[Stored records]

## Start

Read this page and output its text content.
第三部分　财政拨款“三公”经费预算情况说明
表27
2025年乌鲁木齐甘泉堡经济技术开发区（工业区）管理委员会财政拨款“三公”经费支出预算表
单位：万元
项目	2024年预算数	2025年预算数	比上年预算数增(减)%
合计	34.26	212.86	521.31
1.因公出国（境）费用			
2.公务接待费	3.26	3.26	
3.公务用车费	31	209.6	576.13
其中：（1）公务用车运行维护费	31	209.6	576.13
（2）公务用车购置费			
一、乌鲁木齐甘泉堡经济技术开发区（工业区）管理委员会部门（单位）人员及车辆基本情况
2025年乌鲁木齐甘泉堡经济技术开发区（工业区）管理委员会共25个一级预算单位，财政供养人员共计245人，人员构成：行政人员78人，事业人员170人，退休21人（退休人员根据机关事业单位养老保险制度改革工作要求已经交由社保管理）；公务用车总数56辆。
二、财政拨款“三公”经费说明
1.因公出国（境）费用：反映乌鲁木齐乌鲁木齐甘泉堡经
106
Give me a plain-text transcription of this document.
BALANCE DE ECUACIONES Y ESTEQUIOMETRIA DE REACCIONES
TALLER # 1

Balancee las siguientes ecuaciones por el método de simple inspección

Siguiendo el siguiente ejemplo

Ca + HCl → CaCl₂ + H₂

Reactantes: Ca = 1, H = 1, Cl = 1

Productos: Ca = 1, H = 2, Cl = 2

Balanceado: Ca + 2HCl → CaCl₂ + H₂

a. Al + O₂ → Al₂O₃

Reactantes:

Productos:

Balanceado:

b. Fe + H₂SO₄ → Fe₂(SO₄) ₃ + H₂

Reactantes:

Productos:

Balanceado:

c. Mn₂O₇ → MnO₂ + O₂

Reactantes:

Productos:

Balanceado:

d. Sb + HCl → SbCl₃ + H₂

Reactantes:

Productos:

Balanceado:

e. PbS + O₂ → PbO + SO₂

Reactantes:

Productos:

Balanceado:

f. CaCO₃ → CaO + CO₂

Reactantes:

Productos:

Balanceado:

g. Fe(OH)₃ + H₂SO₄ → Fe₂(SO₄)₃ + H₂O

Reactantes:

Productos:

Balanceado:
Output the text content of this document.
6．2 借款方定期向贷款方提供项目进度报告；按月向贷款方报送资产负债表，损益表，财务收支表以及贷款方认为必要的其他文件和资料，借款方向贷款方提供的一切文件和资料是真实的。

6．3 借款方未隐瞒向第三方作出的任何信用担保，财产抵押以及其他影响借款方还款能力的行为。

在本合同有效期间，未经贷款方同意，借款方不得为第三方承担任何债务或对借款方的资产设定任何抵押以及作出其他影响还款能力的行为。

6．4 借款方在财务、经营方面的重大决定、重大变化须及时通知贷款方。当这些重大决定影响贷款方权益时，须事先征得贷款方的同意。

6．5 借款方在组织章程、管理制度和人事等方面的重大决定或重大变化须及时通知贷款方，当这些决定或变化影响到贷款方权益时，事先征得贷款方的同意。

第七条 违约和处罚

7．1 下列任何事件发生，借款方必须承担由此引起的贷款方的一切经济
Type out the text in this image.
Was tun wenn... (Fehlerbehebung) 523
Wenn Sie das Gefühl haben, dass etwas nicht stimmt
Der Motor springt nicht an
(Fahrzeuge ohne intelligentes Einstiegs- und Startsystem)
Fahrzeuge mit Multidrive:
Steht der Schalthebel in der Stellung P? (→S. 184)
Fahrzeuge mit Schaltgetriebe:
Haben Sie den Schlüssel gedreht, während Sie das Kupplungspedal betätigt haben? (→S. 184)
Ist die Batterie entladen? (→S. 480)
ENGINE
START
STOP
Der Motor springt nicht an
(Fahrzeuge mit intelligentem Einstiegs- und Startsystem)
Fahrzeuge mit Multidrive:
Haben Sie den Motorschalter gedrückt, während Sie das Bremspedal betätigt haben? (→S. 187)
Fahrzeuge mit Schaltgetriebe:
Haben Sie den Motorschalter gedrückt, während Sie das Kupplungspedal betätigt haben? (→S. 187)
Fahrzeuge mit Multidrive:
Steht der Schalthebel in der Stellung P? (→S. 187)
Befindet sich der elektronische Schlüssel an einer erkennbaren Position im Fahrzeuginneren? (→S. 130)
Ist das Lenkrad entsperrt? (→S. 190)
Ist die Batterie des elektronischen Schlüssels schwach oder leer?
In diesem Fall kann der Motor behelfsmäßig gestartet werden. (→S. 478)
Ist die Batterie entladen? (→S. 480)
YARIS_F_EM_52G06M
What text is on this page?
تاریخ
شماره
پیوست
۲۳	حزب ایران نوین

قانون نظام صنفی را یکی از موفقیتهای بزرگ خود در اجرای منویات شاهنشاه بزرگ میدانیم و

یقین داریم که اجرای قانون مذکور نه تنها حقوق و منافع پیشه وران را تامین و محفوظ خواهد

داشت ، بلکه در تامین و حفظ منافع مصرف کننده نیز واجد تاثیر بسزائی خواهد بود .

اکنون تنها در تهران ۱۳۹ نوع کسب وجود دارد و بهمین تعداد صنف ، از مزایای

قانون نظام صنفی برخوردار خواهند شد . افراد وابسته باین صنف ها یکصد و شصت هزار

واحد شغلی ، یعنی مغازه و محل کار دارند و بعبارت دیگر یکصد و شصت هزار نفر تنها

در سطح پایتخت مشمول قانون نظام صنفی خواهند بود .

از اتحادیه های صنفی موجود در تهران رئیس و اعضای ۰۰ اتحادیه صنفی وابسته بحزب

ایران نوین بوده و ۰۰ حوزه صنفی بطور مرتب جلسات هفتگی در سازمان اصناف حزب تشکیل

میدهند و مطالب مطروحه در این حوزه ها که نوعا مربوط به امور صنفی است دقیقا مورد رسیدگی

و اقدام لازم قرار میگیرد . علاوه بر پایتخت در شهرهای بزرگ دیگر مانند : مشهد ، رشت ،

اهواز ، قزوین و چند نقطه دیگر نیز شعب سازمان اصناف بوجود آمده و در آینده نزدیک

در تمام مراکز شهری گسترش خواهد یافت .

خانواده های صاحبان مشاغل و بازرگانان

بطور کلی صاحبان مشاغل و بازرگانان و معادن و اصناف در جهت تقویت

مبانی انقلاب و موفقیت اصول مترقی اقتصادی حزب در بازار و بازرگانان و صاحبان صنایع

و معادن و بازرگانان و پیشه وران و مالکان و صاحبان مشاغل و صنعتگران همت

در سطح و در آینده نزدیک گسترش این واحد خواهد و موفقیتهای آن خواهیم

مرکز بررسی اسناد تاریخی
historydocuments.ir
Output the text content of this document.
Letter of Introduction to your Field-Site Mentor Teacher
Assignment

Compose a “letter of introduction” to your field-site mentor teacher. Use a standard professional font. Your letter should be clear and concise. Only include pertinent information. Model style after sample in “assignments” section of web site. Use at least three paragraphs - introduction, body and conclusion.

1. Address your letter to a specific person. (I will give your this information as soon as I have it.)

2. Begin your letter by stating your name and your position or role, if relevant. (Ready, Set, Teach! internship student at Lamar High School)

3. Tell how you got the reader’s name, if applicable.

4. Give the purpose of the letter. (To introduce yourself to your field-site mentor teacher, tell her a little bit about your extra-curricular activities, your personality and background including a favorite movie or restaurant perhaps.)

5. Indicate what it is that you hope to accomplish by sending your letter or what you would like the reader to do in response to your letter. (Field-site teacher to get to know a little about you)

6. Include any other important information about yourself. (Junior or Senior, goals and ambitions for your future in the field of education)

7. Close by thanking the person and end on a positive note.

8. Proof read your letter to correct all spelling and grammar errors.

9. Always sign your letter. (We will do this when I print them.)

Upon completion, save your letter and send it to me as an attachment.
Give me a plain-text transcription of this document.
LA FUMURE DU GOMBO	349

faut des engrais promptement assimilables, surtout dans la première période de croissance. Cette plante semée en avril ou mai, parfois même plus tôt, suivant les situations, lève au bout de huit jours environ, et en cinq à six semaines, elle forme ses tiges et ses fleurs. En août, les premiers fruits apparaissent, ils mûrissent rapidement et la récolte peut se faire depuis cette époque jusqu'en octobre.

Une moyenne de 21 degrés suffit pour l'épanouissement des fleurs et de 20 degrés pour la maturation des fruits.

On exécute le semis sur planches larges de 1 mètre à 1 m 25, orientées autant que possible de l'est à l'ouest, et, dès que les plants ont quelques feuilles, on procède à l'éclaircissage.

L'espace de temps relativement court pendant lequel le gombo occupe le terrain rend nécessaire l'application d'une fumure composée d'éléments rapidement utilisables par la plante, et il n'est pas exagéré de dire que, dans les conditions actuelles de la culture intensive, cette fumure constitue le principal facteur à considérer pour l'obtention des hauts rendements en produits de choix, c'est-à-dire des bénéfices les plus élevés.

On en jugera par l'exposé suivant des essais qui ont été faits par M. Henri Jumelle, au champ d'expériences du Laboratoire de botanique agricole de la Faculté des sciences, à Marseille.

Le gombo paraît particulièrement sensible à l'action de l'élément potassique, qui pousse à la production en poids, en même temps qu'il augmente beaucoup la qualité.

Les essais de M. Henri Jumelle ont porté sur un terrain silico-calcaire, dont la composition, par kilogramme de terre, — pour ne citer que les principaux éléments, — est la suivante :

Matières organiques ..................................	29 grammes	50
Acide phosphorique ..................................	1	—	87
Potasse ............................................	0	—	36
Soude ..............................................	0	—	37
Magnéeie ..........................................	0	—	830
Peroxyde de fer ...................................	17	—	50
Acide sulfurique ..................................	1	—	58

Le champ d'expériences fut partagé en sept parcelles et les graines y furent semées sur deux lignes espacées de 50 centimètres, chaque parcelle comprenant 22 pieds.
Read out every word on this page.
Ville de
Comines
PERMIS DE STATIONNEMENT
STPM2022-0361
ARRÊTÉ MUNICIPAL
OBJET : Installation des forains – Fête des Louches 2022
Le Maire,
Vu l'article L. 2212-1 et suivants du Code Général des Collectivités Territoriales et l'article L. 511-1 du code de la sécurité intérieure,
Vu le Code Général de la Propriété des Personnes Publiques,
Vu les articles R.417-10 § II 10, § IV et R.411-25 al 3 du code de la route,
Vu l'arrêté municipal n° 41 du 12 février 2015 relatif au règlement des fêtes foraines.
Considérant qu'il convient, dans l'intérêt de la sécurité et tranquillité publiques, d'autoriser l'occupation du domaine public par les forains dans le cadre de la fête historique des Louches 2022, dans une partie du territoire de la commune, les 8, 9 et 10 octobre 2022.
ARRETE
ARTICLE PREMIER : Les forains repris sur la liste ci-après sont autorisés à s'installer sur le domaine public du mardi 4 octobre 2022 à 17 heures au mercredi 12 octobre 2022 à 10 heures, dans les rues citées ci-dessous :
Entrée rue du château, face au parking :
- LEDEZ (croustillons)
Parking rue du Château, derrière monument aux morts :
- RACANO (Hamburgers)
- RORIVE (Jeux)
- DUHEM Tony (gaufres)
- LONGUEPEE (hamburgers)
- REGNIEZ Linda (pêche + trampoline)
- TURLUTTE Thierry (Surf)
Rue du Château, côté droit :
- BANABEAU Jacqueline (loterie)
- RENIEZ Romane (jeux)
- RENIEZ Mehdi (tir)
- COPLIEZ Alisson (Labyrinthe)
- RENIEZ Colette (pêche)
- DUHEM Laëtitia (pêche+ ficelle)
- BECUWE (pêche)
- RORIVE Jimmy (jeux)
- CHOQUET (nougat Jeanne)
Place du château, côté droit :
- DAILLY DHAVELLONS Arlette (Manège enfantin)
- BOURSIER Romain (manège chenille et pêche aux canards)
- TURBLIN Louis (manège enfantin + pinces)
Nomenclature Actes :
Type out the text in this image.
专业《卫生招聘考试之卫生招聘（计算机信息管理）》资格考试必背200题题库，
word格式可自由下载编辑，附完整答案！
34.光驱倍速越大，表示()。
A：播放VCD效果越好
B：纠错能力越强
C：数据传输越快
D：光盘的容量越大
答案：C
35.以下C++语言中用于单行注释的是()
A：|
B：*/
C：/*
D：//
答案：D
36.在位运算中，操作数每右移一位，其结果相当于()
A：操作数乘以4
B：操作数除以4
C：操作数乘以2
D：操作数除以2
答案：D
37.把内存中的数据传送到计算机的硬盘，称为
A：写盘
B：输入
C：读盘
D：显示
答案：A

## End

What to work on ▸ Pick out each line containing the string "côté" and copy it.

Solution to the exercise ▸
Rue du Château, côté droit :
Place du château, côté droit :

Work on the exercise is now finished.